### PROBLEM STATEMENT
Report all lines in the records that hold the string "Hemmansägare".
- Opening Delimiter -
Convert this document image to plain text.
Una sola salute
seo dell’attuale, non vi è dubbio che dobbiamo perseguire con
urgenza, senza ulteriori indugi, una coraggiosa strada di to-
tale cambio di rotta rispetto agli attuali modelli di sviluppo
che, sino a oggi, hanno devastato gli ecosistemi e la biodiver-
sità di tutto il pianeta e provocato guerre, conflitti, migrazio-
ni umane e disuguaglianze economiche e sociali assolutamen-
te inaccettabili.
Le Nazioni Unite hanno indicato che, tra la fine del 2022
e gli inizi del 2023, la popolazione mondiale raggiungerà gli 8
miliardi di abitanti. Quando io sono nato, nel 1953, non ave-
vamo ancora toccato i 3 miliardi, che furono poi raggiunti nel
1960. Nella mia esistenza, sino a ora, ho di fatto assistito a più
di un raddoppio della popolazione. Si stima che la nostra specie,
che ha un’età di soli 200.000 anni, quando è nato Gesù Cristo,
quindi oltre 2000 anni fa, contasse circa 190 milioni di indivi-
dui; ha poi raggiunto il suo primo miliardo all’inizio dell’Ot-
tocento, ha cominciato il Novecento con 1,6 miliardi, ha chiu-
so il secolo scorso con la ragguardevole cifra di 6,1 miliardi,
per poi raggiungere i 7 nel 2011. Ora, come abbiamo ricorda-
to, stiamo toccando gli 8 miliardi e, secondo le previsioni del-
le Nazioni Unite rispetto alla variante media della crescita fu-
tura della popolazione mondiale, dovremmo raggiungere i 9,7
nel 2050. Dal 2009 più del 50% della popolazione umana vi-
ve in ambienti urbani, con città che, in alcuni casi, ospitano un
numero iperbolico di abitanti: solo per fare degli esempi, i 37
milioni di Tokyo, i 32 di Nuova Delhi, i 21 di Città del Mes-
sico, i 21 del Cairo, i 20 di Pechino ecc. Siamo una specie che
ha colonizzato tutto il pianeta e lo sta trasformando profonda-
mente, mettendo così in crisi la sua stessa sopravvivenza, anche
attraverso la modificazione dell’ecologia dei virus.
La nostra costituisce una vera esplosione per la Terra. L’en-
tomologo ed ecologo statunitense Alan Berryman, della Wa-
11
- Closing Delimiter -
- Opening Delimiter -
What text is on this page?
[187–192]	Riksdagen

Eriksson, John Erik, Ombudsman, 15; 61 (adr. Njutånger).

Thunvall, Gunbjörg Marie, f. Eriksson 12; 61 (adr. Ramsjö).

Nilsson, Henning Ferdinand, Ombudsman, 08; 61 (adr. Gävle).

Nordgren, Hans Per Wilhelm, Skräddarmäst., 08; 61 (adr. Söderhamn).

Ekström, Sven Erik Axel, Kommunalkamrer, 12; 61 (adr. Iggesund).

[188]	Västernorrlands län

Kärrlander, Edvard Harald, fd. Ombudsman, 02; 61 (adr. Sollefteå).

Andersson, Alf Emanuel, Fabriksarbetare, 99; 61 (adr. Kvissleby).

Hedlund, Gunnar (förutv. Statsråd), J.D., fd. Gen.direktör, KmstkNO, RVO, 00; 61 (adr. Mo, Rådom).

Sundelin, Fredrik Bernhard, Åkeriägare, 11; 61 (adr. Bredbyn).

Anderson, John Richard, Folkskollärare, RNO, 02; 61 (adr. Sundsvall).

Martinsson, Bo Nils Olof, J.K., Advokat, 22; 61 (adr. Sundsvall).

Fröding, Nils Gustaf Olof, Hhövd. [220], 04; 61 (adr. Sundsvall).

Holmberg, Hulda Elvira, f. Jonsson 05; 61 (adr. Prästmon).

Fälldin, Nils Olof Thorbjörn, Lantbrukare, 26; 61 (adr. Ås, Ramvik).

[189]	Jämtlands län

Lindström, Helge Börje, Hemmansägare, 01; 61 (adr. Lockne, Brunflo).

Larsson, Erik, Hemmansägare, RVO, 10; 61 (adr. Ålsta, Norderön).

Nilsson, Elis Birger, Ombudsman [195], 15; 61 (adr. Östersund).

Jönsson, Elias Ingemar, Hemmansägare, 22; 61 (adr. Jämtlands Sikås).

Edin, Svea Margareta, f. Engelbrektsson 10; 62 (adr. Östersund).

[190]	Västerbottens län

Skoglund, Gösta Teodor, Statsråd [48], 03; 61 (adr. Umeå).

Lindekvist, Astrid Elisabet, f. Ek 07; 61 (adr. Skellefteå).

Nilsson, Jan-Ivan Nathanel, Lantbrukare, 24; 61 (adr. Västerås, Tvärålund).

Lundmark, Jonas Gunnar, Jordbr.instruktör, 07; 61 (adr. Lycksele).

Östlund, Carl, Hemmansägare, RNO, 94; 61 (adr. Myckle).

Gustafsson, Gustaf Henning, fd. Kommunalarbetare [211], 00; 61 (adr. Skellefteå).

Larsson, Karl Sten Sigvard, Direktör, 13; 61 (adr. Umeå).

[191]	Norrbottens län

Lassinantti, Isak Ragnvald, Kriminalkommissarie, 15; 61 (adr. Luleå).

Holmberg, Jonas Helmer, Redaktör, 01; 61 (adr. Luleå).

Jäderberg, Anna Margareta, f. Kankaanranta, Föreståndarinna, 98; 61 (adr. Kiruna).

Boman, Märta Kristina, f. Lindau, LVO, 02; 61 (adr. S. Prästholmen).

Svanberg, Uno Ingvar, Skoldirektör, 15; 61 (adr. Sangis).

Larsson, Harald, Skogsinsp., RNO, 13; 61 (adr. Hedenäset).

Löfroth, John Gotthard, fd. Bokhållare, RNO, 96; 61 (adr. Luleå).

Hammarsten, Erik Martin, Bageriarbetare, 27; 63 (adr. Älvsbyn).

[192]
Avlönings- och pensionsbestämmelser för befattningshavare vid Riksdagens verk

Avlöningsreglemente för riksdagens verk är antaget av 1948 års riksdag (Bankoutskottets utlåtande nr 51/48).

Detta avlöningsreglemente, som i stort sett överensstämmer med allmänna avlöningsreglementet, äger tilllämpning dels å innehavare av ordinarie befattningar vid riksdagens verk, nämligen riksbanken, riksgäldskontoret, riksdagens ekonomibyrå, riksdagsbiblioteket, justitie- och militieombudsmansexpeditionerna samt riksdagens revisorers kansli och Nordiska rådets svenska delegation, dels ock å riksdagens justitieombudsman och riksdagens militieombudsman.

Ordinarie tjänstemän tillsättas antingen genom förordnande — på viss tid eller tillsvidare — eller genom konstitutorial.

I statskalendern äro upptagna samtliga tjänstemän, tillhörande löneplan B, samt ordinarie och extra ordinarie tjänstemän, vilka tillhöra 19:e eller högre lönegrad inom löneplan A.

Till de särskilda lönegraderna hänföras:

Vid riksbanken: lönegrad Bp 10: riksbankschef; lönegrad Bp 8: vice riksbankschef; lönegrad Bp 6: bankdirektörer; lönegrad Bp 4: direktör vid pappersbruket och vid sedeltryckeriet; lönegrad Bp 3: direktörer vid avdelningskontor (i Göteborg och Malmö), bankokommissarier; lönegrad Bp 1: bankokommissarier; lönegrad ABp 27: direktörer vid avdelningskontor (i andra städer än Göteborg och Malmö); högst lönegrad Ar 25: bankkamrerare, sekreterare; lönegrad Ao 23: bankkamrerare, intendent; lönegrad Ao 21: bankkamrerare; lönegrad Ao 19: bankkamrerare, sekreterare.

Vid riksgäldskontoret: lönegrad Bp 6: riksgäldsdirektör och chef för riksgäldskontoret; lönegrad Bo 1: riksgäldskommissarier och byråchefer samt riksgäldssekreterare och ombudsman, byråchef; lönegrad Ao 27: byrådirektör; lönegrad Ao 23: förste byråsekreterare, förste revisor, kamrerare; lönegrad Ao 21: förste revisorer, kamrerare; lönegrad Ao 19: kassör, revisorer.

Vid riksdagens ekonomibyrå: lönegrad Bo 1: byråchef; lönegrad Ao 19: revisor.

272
- Closing Delimiter -
### RESPONSE TO THIS EXERCISE
Lindström, Helge Börje, Hemmansägare, 01; 61 (adr. Lockne, Brunflo).
Larsson, Erik, Hemmansägare, RVO, 10; 61 (adr. Ålsta, Norderön).
Jönsson, Elias Ingemar, Hemmansägare, 22; 61 (adr. Jämtlands Sikås).
Östlund, Carl, Hemmansägare, RNO, 94; 61 (adr. Myckle).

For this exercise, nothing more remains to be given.